The records that follow should be retyped word for word.

Material provided:
start
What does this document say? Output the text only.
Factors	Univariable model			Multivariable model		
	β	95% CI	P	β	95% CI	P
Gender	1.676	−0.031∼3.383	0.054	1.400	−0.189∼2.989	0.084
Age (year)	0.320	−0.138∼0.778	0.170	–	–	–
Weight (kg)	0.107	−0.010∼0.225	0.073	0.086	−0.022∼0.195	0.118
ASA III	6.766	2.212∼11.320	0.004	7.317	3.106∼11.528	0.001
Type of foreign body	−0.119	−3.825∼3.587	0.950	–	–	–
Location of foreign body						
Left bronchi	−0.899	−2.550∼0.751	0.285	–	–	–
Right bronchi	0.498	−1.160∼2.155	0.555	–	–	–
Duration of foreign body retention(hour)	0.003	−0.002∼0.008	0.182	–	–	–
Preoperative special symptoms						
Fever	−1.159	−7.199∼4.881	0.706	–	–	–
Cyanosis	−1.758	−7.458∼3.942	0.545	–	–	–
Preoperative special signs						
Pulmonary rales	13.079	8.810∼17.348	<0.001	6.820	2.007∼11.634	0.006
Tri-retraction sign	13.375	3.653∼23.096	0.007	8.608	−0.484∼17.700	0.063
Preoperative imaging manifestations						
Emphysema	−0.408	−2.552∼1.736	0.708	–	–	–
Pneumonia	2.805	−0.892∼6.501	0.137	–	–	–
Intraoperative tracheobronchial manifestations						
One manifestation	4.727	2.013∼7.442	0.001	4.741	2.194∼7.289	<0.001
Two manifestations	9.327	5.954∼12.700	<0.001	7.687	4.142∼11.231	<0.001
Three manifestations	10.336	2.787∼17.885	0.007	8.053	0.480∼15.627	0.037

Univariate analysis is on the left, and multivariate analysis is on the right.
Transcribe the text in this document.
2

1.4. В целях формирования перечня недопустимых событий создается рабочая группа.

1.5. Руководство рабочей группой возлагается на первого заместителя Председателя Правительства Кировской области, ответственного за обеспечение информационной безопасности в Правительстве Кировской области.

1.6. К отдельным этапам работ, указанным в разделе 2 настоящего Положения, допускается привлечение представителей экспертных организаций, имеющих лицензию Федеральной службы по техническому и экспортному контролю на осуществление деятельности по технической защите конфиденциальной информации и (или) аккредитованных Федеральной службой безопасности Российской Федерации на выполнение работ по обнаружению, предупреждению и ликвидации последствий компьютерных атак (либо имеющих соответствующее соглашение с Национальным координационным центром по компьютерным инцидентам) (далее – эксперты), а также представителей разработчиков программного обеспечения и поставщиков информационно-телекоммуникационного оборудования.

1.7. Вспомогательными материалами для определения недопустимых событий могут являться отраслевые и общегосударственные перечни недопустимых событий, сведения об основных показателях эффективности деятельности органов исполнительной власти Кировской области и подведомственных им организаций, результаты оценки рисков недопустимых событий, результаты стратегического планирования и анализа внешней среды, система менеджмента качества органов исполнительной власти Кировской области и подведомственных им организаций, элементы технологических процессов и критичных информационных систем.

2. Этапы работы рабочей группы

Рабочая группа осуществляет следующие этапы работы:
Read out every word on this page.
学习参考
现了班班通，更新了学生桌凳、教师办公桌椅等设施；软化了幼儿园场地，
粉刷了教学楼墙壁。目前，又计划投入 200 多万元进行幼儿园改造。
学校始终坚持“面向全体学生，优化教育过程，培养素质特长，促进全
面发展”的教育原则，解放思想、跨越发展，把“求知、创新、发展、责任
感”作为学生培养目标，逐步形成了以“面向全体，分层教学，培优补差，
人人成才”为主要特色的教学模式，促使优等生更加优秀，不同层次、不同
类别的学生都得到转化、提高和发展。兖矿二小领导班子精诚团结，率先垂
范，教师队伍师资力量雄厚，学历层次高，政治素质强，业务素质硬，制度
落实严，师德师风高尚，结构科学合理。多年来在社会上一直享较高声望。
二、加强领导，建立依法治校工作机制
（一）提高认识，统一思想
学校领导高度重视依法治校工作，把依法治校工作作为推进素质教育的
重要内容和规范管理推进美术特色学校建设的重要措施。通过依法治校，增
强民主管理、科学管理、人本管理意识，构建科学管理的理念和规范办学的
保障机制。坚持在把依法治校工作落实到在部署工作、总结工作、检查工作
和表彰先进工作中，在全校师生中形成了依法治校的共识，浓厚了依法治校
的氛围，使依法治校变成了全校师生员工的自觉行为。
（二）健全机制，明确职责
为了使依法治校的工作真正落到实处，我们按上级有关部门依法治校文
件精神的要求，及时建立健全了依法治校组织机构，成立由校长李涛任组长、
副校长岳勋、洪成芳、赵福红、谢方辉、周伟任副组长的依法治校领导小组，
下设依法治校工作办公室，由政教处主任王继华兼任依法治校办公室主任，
end
Exercise solution:
What does this document say? Output the text only.
Factors	Univariable model			Multivariable model		
	β	95% CI	P	β	95% CI	P
Gender	1.676	−0.031∼3.383	0.054	1.400	−0.189∼2.989	0.084
Age (year)	0.320	−0.138∼0.778	0.170	–	–	–
Weight (kg)	0.107	−0.010∼0.225	0.073	0.086	−0.022∼0.195	0.118
ASA III	6.766	2.212∼11.320	0.004	7.317	3.106∼11.528	0.001
Type of foreign body	−0.119	−3.825∼3.587	0.950	–	–	–
Location of foreign body						
Left bronchi	−0.899	−2.550∼0.751	0.285	–	–	–
Right bronchi	0.498	−1.160∼2.155	0.555	–	–	–
Duration of foreign body retention(hour)	0.003	−0.002∼0.008	0.182	–	–	–
Preoperative special symptoms						
Fever	−1.159	−7.199∼4.881	0.706	–	–	–
Cyanosis	−1.758	−7.458∼3.942	0.545	–	–	–
Preoperative special signs						
Pulmonary rales	13.079	8.810∼17.348	<0.001	6.820	2.007∼11.634	0.006
Tri-retraction sign	13.375	3.653∼23.096	0.007	8.608	−0.484∼17.700	0.063
Preoperative imaging manifestations						
Emphysema	−0.408	−2.552∼1.736	0.708	–	–	–
Pneumonia	2.805	−0.892∼6.501	0.137	–	–	–
Intraoperative tracheobronchial manifestations						
One manifestation	4.727	2.013∼7.442	0.001	4.741	2.194∼7.289	<0.001
Two manifestations	9.327	5.954∼12.700	<0.001	7.687	4.142∼11.231	<0.001
Three manifestations	10.336	2.787∼17.885	0.007	8.053	0.480∼15.627	0.037

Univariate analysis is on the left, and multivariate analysis is on the right.
Transcribe the text in this document.
2

1.4. В целях формирования перечня недопустимых событий создается рабочая группа.

1.5. Руководство рабочей группой возлагается на первого заместителя Председателя Правительства Кировской области, ответственного за обеспечение информационной безопасности в Правительстве Кировской области.

1.6. К отдельным этапам работ, указанным в разделе 2 настоящего Положения, допускается привлечение представителей экспертных организаций, имеющих лицензию Федеральной службы по техническому и экспортному контролю на осуществление деятельности по технической защите конфиденциальной информации и (или) аккредитованных Федеральной службой безопасности Российской Федерации на выполнение работ по обнаружению, предупреждению и ликвидации последствий компьютерных атак (либо имеющих соответствующее соглашение с Национальным координационным центром по компьютерным инцидентам) (далее – эксперты), а также представителей разработчиков программного обеспечения и поставщиков информационно-телекоммуникационного оборудования.

1.7. Вспомогательными материалами для определения недопустимых событий могут являться отраслевые и общегосударственные перечни недопустимых событий, сведения об основных показателях эффективности деятельности органов исполнительной власти Кировской области и подведомственных им организаций, результаты оценки рисков недопустимых событий, результаты стратегического планирования и анализа внешней среды, система менеджмента качества органов исполнительной власти Кировской области и подведомственных им организаций, элементы технологических процессов и критичных информационных систем.

2. Этапы работы рабочей группы

Рабочая группа осуществляет следующие этапы работы:
Read out every word on this page.
学习参考
现了班班通，更新了学生桌凳、教师办公桌椅等设施；软化了幼儿园场地，
粉刷了教学楼墙壁。目前，又计划投入 200 多万元进行幼儿园改造。
学校始终坚持“面向全体学生，优化教育过程，培养素质特长，促进全
面发展”的教育原则，解放思想、跨越发展，把“求知、创新、发展、责任
感”作为学生培养目标，逐步形成了以“面向全体，分层教学，培优补差，
人人成才”为主要特色的教学模式，促使优等生更加优秀，不同层次、不同
类别的学生都得到转化、提高和发展。兖矿二小领导班子精诚团结，率先垂
范，教师队伍师资力量雄厚，学历层次高，政治素质强，业务素质硬，制度
落实严，师德师风高尚，结构科学合理。多年来在社会上一直享较高声望。
二、加强领导，建立依法治校工作机制
（一）提高认识，统一思想
学校领导高度重视依法治校工作，把依法治校工作作为推进素质教育的
重要内容和规范管理推进美术特色学校建设的重要措施。通过依法治校，增
强民主管理、科学管理、人本管理意识，构建科学管理的理念和规范办学的
保障机制。坚持在把依法治校工作落实到在部署工作、总结工作、检查工作
和表彰先进工作中，在全校师生中形成了依法治校的共识，浓厚了依法治校
的氛围，使依法治校变成了全校师生员工的自觉行为。
（二）健全机制，明确职责
为了使依法治校的工作真正落到实处，我们按上级有关部门依法治校文
件精神的要求，及时建立健全了依法治校组织机构，成立由校长李涛任组长、
副校长岳勋、洪成芳、赵福红、谢方辉、周伟任副组长的依法治校领导小组，
下设依法治校工作办公室，由政教处主任王继华兼任依法治校办公室主任，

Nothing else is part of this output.